───── RECORDS FOR THIS EXERCISE ─────

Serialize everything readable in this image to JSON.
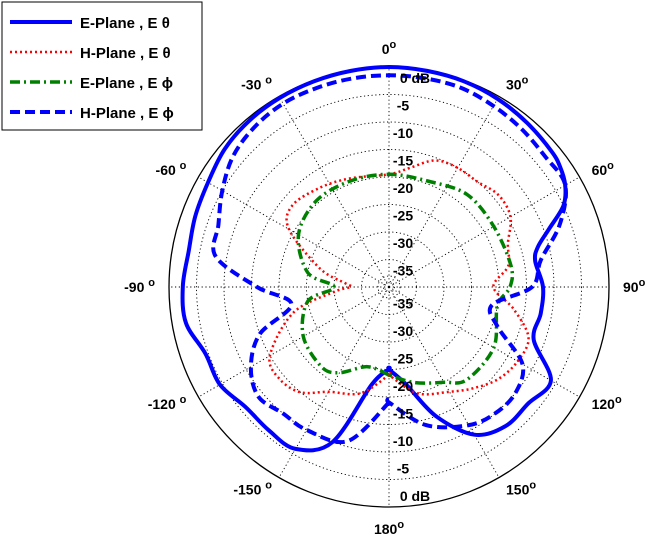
{
  "chart_data": {
    "type": "polar-line",
    "title": "",
    "r_unit": "dB",
    "r_range": [
      -40,
      0
    ],
    "r_ticks": [
      {
        "value": 0,
        "label": "0 dB"
      },
      {
        "value": -5,
        "label": "-5"
      },
      {
        "value": -10,
        "label": "-10"
      },
      {
        "value": -15,
        "label": "-15"
      },
      {
        "value": -20,
        "label": "-20"
      },
      {
        "value": -25,
        "label": "-25"
      },
      {
        "value": -30,
        "label": "-30"
      },
      {
        "value": -35,
        "label": "-35"
      }
    ],
    "angle_ticks": [
      {
        "angle": 0,
        "label": "0",
        "sup": "o"
      },
      {
        "angle": 30,
        "label": "30",
        "sup": "o"
      },
      {
        "angle": 60,
        "label": "60",
        "sup": "o"
      },
      {
        "angle": 90,
        "label": "90",
        "sup": "o"
      },
      {
        "angle": 120,
        "label": "120",
        "sup": "o"
      },
      {
        "angle": 150,
        "label": "150",
        "sup": "o"
      },
      {
        "angle": 180,
        "label": "180",
        "sup": "o"
      },
      {
        "angle": -150,
        "label": "-150",
        "sup": "o"
      },
      {
        "angle": -120,
        "label": "-120",
        "sup": "o"
      },
      {
        "angle": -90,
        "label": "-90",
        "sup": "o"
      },
      {
        "angle": -60,
        "label": "-60",
        "sup": "o"
      },
      {
        "angle": -30,
        "label": "-30",
        "sup": "o"
      }
    ],
    "grid": true,
    "legend_position": "top-left",
    "series": [
      {
        "name": "E-Plane , E θ",
        "color": "#0000ff",
        "style": "solid",
        "points": [
          [
            -180,
            -25
          ],
          [
            -170,
            -22
          ],
          [
            -160,
            -10
          ],
          [
            -150,
            -6
          ],
          [
            -140,
            -6
          ],
          [
            -130,
            -6
          ],
          [
            -120,
            -4.5
          ],
          [
            -110,
            -4.5
          ],
          [
            -100,
            -2.5
          ],
          [
            -90,
            -2.5
          ],
          [
            -80,
            -3
          ],
          [
            -70,
            -2.5
          ],
          [
            -60,
            -2
          ],
          [
            -50,
            -1
          ],
          [
            -40,
            -0.5
          ],
          [
            -30,
            -0.3
          ],
          [
            -20,
            -0.2
          ],
          [
            -10,
            -0.1
          ],
          [
            0,
            0
          ],
          [
            10,
            -0.1
          ],
          [
            20,
            -0.2
          ],
          [
            30,
            -0.5
          ],
          [
            40,
            -1
          ],
          [
            50,
            -1.5
          ],
          [
            55,
            -2
          ],
          [
            60,
            -3
          ],
          [
            65,
            -5
          ],
          [
            70,
            -9
          ],
          [
            75,
            -12
          ],
          [
            80,
            -13
          ],
          [
            90,
            -12
          ],
          [
            100,
            -12
          ],
          [
            110,
            -12
          ],
          [
            120,
            -6
          ],
          [
            130,
            -7
          ],
          [
            140,
            -7
          ],
          [
            150,
            -9
          ],
          [
            160,
            -15
          ],
          [
            170,
            -22
          ],
          [
            180,
            -25
          ]
        ]
      },
      {
        "name": "H-Plane , E θ",
        "color": "#ff0000",
        "style": "dotted",
        "points": [
          [
            -180,
            -24
          ],
          [
            -165,
            -20
          ],
          [
            -150,
            -18
          ],
          [
            -140,
            -15
          ],
          [
            -130,
            -14
          ],
          [
            -120,
            -15
          ],
          [
            -105,
            -22
          ],
          [
            -95,
            -30
          ],
          [
            -90,
            -33
          ],
          [
            -85,
            -32
          ],
          [
            -75,
            -27
          ],
          [
            -60,
            -19
          ],
          [
            -50,
            -17
          ],
          [
            -35,
            -18
          ],
          [
            -20,
            -19
          ],
          [
            0,
            -19.5
          ],
          [
            10,
            -18
          ],
          [
            20,
            -15.5
          ],
          [
            30,
            -15
          ],
          [
            40,
            -15
          ],
          [
            50,
            -14
          ],
          [
            60,
            -14.5
          ],
          [
            70,
            -17
          ],
          [
            80,
            -18
          ],
          [
            90,
            -21
          ],
          [
            100,
            -17
          ],
          [
            110,
            -13
          ],
          [
            120,
            -13
          ],
          [
            130,
            -14
          ],
          [
            140,
            -16
          ],
          [
            150,
            -18
          ],
          [
            165,
            -20
          ],
          [
            180,
            -24
          ]
        ]
      },
      {
        "name": "E-Plane , E ϕ",
        "color": "#008000",
        "style": "dashdot",
        "points": [
          [
            -180,
            -24
          ],
          [
            -165,
            -25
          ],
          [
            -150,
            -22
          ],
          [
            -140,
            -21
          ],
          [
            -120,
            -22
          ],
          [
            -100,
            -25
          ],
          [
            -90,
            -30
          ],
          [
            -80,
            -25
          ],
          [
            -60,
            -21
          ],
          [
            -40,
            -19.5
          ],
          [
            -20,
            -19.5
          ],
          [
            0,
            -19.5
          ],
          [
            20,
            -19.5
          ],
          [
            40,
            -18
          ],
          [
            60,
            -18
          ],
          [
            80,
            -17.5
          ],
          [
            90,
            -18
          ],
          [
            100,
            -20
          ],
          [
            120,
            -18
          ],
          [
            140,
            -18
          ],
          [
            150,
            -20
          ],
          [
            165,
            -22
          ],
          [
            180,
            -24
          ]
        ]
      },
      {
        "name": "H-Plane , E ϕ",
        "color": "#0000ff",
        "style": "dashed",
        "points": [
          [
            -180,
            -19
          ],
          [
            -165,
            -11
          ],
          [
            -150,
            -10
          ],
          [
            -140,
            -10
          ],
          [
            -130,
            -9
          ],
          [
            -120,
            -11
          ],
          [
            -110,
            -15
          ],
          [
            -100,
            -22
          ],
          [
            -90,
            -16
          ],
          [
            -80,
            -8
          ],
          [
            -70,
            -7
          ],
          [
            -60,
            -5
          ],
          [
            -50,
            -3
          ],
          [
            -40,
            -2
          ],
          [
            -30,
            -1.5
          ],
          [
            -20,
            -1.5
          ],
          [
            -10,
            -1.5
          ],
          [
            0,
            -1.5
          ],
          [
            10,
            -1.5
          ],
          [
            20,
            -1.5
          ],
          [
            30,
            -2
          ],
          [
            40,
            -2.5
          ],
          [
            50,
            -3
          ],
          [
            60,
            -3
          ],
          [
            70,
            -7
          ],
          [
            80,
            -12
          ],
          [
            90,
            -14
          ],
          [
            100,
            -21
          ],
          [
            110,
            -19
          ],
          [
            120,
            -12
          ],
          [
            130,
            -10
          ],
          [
            140,
            -10
          ],
          [
            150,
            -11
          ],
          [
            165,
            -14
          ],
          [
            180,
            -19
          ]
        ]
      }
    ]
  }
}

─────

* WHAT IS NEEDED *
Transcribe every line in the entries above, taking out only the images.

* COMPLETE OUTPUT *
Serialize everything readable in this image to JSON.
{
  "chart_data": {
    "type": "polar-line",
    "title": "",
    "r_unit": "dB",
    "r_range": [
      -40,
      0
    ],
    "r_ticks": [
      {
        "value": 0,
        "label": "0 dB"
      },
      {
        "value": -5,
        "label": "-5"
      },
      {
        "value": -10,
        "label": "-10"
      },
      {
        "value": -15,
        "label": "-15"
      },
      {
        "value": -20,
        "label": "-20"
      },
      {
        "value": -25,
        "label": "-25"
      },
      {
        "value": -30,
        "label": "-30"
      },
      {
        "value": -35,
        "label": "-35"
      }
    ],
    "angle_ticks": [
      {
        "angle": 0,
        "label": "0",
        "sup": "o"
      },
      {
        "angle": 30,
        "label": "30",
        "sup": "o"
      },
      {
        "angle": 60,
        "label": "60",
        "sup": "o"
      },
      {
        "angle": 90,
        "label": "90",
        "sup": "o"
      },
      {
        "angle": 120,
        "label": "120",
        "sup": "o"
      },
      {
        "angle": 150,
        "label": "150",
        "sup": "o"
      },
      {
        "angle": 180,
        "label": "180",
        "sup": "o"
      },
      {
        "angle": -150,
        "label": "-150",
        "sup": "o"
      },
      {
        "angle": -120,
        "label": "-120",
        "sup": "o"
      },
      {
        "angle": -90,
        "label": "-90",
        "sup": "o"
      },
      {
        "angle": -60,
        "label": "-60",
        "sup": "o"
      },
      {
        "angle": -30,
        "label": "-30",
        "sup": "o"
      }
    ],
    "grid": true,
    "legend_position": "top-left",
    "series": [
      {
        "name": "E-Plane , E θ",
        "color": "#0000ff",
        "style": "solid",
        "points": [
          [
            -180,
            -25
          ],
          [
            -170,
            -22
          ],
          [
            -160,
            -10
          ],
          [
            -150,
            -6
          ],
          [
            -140,
            -6
          ],
          [
            -130,
            -6
          ],
          [
            -120,
            -4.5
          ],
          [
            -110,
            -4.5
          ],
          [
            -100,
            -2.5
          ],
          [
            -90,
            -2.5
          ],
          [
            -80,
            -3
          ],
          [
            -70,
            -2.5
          ],
          [
            -60,
            -2
          ],
          [
            -50,
            -1
          ],
          [
            -40,
            -0.5
          ],
          [
            -30,
            -0.3
          ],
          [
            -20,
            -0.2
          ],
          [
            -10,
            -0.1
          ],
          [
            0,
            0
          ],
          [
            10,
            -0.1
          ],
          [
            20,
            -0.2
          ],
          [
            30,
            -0.5
          ],
          [
            40,
            -1
          ],
          [
            50,
            -1.5
          ],
          [
            55,
            -2
          ],
          [
            60,
            -3
          ],
          [
            65,
            -5
          ],
          [
            70,
            -9
          ],
          [
            75,
            -12
          ],
          [
            80,
            -13
          ],
          [
            90,
            -12
          ],
          [
            100,
            -12
          ],
          [
            110,
            -12
          ],
          [
            120,
            -6
          ],
          [
            130,
            -7
          ],
          [
            140,
            -7
          ],
          [
            150,
            -9
          ],
          [
            160,
            -15
          ],
          [
            170,
            -22
          ],
          [
            180,
            -25
          ]
        ]
      },
      {
        "name": "H-Plane , E θ",
        "color": "#ff0000",
        "style": "dotted",
        "points": [
          [
            -180,
            -24
          ],
          [
            -165,
            -20
          ],
          [
            -150,
            -18
          ],
          [
            -140,
            -15
          ],
          [
            -130,
            -14
          ],
          [
            -120,
            -15
          ],
          [
            -105,
            -22
          ],
          [
            -95,
            -30
          ],
          [
            -90,
            -33
          ],
          [
            -85,
            -32
          ],
          [
            -75,
            -27
          ],
          [
            -60,
            -19
          ],
          [
            -50,
            -17
          ],
          [
            -35,
            -18
          ],
          [
            -20,
            -19
          ],
          [
            0,
            -19.5
          ],
          [
            10,
            -18
          ],
          [
            20,
            -15.5
          ],
          [
            30,
            -15
          ],
          [
            40,
            -15
          ],
          [
            50,
            -14
          ],
          [
            60,
            -14.5
          ],
          [
            70,
            -17
          ],
          [
            80,
            -18
          ],
          [
            90,
            -21
          ],
          [
            100,
            -17
          ],
          [
            110,
            -13
          ],
          [
            120,
            -13
          ],
          [
            130,
            -14
          ],
          [
            140,
            -16
          ],
          [
            150,
            -18
          ],
          [
            165,
            -20
          ],
          [
            180,
            -24
          ]
        ]
      },
      {
        "name": "E-Plane , E ϕ",
        "color": "#008000",
        "style": "dashdot",
        "points": [
          [
            -180,
            -24
          ],
          [
            -165,
            -25
          ],
          [
            -150,
            -22
          ],
          [
            -140,
            -21
          ],
          [
            -120,
            -22
          ],
          [
            -100,
            -25
          ],
          [
            -90,
            -30
          ],
          [
            -80,
            -25
          ],
          [
            -60,
            -21
          ],
          [
            -40,
            -19.5
          ],
          [
            -20,
            -19.5
          ],
          [
            0,
            -19.5
          ],
          [
            20,
            -19.5
          ],
          [
            40,
            -18
          ],
          [
            60,
            -18
          ],
          [
            80,
            -17.5
          ],
          [
            90,
            -18
          ],
          [
            100,
            -20
          ],
          [
            120,
            -18
          ],
          [
            140,
            -18
          ],
          [
            150,
            -20
          ],
          [
            165,
            -22
          ],
          [
            180,
            -24
          ]
        ]
      },
      {
        "name": "H-Plane , E ϕ",
        "color": "#0000ff",
        "style": "dashed",
        "points": [
          [
            -180,
            -19
          ],
          [
            -165,
            -11
          ],
          [
            -150,
            -10
          ],
          [
            -140,
            -10
          ],
          [
            -130,
            -9
          ],
          [
            -120,
            -11
          ],
          [
            -110,
            -15
          ],
          [
            -100,
            -22
          ],
          [
            -90,
            -16
          ],
          [
            -80,
            -8
          ],
          [
            -70,
            -7
          ],
          [
            -60,
            -5
          ],
          [
            -50,
            -3
          ],
          [
            -40,
            -2
          ],
          [
            -30,
            -1.5
          ],
          [
            -20,
            -1.5
          ],
          [
            -10,
            -1.5
          ],
          [
            0,
            -1.5
          ],
          [
            10,
            -1.5
          ],
          [
            20,
            -1.5
          ],
          [
            30,
            -2
          ],
          [
            40,
            -2.5
          ],
          [
            50,
            -3
          ],
          [
            60,
            -3
          ],
          [
            70,
            -7
          ],
          [
            80,
            -12
          ],
          [
            90,
            -14
          ],
          [
            100,
            -21
          ],
          [
            110,
            -19
          ],
          [
            120,
            -12
          ],
          [
            130,
            -10
          ],
          [
            140,
            -10
          ],
          [
            150,
            -11
          ],
          [
            165,
            -14
          ],
          [
            180,
            -19
          ]
        ]
      }
    ]
  }
}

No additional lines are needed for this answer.